*WORK INSTRUCTIONS*: Can you express every line of the records below as a Markdown table with the columns Row and Line, numbering the rows in order and skipping blank lines? Leave the pictures out of the table.

Element box notes
════════════════════
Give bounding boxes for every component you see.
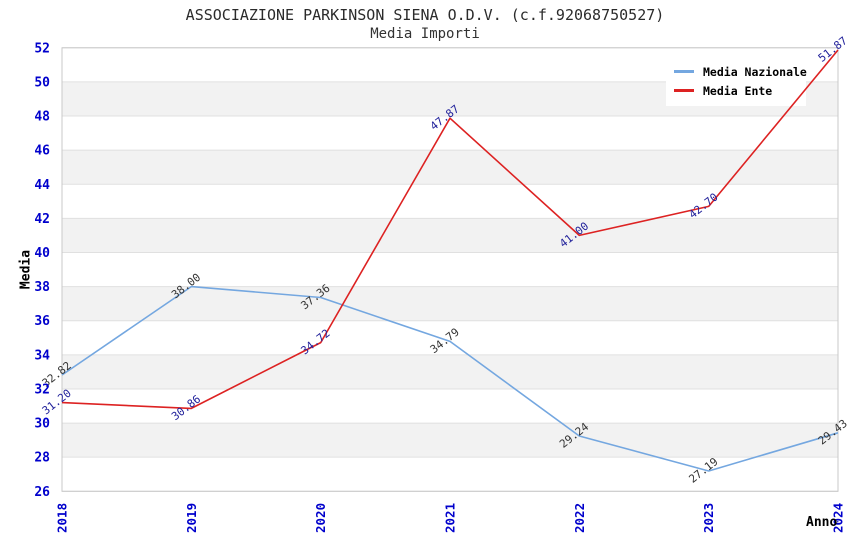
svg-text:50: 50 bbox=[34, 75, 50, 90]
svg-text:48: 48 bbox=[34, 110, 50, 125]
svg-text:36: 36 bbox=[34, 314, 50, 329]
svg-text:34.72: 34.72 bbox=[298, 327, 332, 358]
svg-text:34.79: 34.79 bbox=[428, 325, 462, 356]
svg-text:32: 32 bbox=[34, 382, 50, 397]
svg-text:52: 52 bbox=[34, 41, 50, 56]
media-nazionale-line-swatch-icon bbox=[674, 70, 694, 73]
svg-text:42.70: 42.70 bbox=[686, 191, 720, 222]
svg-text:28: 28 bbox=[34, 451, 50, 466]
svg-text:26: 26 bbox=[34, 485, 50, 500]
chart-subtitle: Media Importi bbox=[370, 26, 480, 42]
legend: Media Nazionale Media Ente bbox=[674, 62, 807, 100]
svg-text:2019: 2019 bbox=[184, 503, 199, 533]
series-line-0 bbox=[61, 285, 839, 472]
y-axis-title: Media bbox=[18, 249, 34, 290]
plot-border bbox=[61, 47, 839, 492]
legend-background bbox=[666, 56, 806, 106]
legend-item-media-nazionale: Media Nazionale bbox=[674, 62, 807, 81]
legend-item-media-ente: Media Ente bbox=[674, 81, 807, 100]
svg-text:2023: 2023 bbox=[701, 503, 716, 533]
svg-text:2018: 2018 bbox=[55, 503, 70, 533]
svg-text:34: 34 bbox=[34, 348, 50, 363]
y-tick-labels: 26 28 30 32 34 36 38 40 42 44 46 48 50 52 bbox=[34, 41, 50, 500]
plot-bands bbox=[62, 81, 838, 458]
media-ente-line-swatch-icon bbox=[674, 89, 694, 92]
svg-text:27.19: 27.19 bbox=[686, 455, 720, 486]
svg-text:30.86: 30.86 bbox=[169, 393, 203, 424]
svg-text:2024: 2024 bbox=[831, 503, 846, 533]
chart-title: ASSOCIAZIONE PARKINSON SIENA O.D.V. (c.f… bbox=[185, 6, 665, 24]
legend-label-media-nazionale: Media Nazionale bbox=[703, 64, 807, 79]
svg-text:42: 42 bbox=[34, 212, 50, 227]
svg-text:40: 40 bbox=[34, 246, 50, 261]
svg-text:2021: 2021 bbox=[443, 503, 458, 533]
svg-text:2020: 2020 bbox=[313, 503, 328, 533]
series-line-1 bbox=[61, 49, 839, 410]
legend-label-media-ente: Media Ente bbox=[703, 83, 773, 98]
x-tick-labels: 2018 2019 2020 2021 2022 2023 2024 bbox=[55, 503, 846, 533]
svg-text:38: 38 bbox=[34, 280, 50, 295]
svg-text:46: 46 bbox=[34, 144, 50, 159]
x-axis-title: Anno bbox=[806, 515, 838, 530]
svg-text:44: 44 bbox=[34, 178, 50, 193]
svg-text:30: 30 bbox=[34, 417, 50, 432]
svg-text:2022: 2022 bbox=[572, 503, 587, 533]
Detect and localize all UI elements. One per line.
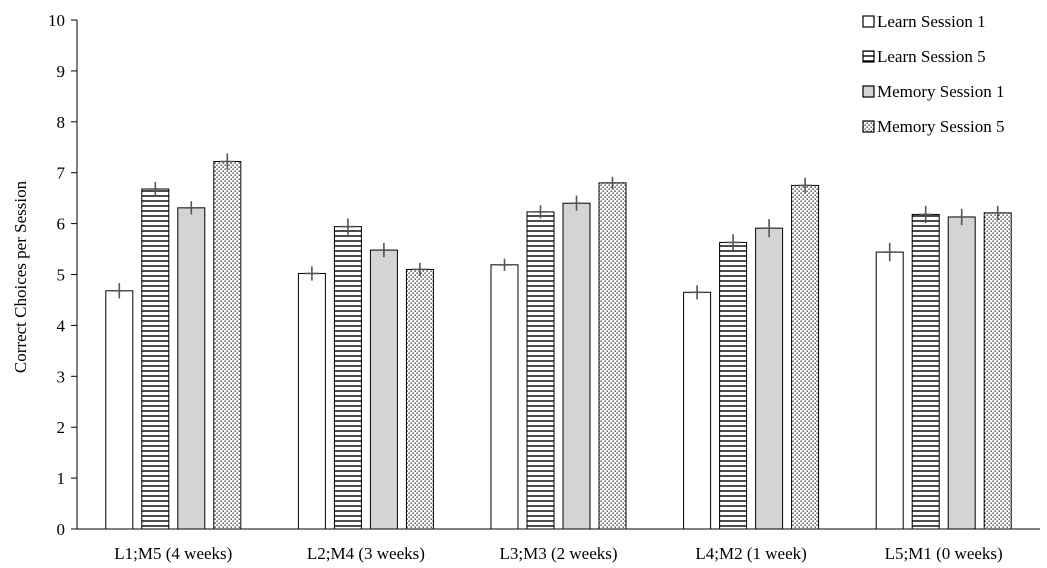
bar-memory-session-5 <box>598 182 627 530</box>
════════════════════
*THE RESPONSE*:
| Row | Line |
|---|---|
| 1 | Give bounding boxes for every component you see. |
| 2 | svg-text:50: 50 bbox=[34, 75, 50, 90] |
| 3 | svg-text:48: 48 bbox=[34, 110, 50, 125] |
| 4 | svg-text:36: 36 bbox=[34, 314, 50, 329] |
| 5 | svg-text:34.72: 34.72 bbox=[298, 327, 332, 358] |
| 6 | svg-text:34.79: 34.79 bbox=[428, 325, 462, 356] |
| 7 | svg-text:32: 32 bbox=[34, 382, 50, 397] |
| 8 | svg-text:52: 52 bbox=[34, 41, 50, 56] |
| 9 | media-nazionale-line-swatch-icon bbox=[674, 70, 694, 73] |
| 10 | svg-text:42.70: 42.70 bbox=[686, 191, 720, 222] |
| 11 | svg-text:28: 28 bbox=[34, 451, 50, 466] |
| 12 | svg-text:26: 26 bbox=[34, 485, 50, 500] |
| 13 | chart-subtitle: Media Importi bbox=[370, 26, 480, 42] |
| 14 | legend: Media Nazionale Media Ente bbox=[674, 62, 807, 100] |
| 15 | svg-text:2019: 2019 bbox=[184, 503, 199, 533] |
| 16 | series-line-0 bbox=[61, 285, 839, 472] |
| 17 | y-axis-title: Media bbox=[18, 249, 34, 290] |
| 18 | plot-border bbox=[61, 47, 839, 492] |
| 19 | legend-background bbox=[666, 56, 806, 106] |
| 20 | legend-item-media-nazionale: Media Nazionale bbox=[674, 62, 807, 81] |
| 21 | legend-item-media-ente: Media Ente bbox=[674, 81, 807, 100] |
| 22 | svg-text:2023: 2023 bbox=[701, 503, 716, 533] |
| 23 | svg-text:2018: 2018 bbox=[55, 503, 70, 533] |
| 24 | svg-text:34: 34 bbox=[34, 348, 50, 363] |
| 25 | y-tick-labels: 26 28 30 32 34 36 38 40 42 44 46 48 50 52 bbox=[34, 41, 50, 500] |
| 26 | plot-bands bbox=[62, 81, 838, 458] |
| 27 | media-ente-line-swatch-icon bbox=[674, 89, 694, 92] |
| 28 | svg-text:27.19: 27.19 bbox=[686, 455, 720, 486] |
| 29 | svg-text:30.86: 30.86 bbox=[169, 393, 203, 424] |
| 30 | svg-text:2024: 2024 bbox=[831, 503, 846, 533] |
| 31 | chart-title: ASSOCIAZIONE PARKINSON SIENA O.D.V. (c.f… bbox=[185, 6, 665, 24] |
| 32 | legend-label-media-nazionale: Media Nazionale bbox=[703, 64, 807, 79] |
| 33 | svg-text:42: 42 bbox=[34, 212, 50, 227] |
| 34 | svg-text:40: 40 bbox=[34, 246, 50, 261] |
| 35 | svg-text:2021: 2021 bbox=[443, 503, 458, 533] |
| 36 | svg-text:2020: 2020 bbox=[313, 503, 328, 533] |
| 37 | series-line-1 bbox=[61, 49, 839, 410] |
| 38 | legend-label-media-ente: Media Ente bbox=[703, 83, 773, 98] |
| 39 | x-tick-labels: 2018 2019 2020 2021 2022 2023 2024 bbox=[55, 503, 846, 533] |
| 40 | svg-text:38: 38 bbox=[34, 280, 50, 295] |
| 41 | svg-text:46: 46 bbox=[34, 144, 50, 159] |
| 42 | x-axis-title: Anno bbox=[806, 515, 838, 530] |
| 43 | svg-text:44: 44 bbox=[34, 178, 50, 193] |
| 44 | svg-text:30: 30 bbox=[34, 417, 50, 432] |
| 45 | svg-text:2022: 2022 bbox=[572, 503, 587, 533] |
| 46 | Detect and localize all UI elements. One per line. |
| 47 | bar-memory-session-5 <box>598 182 627 530</box> |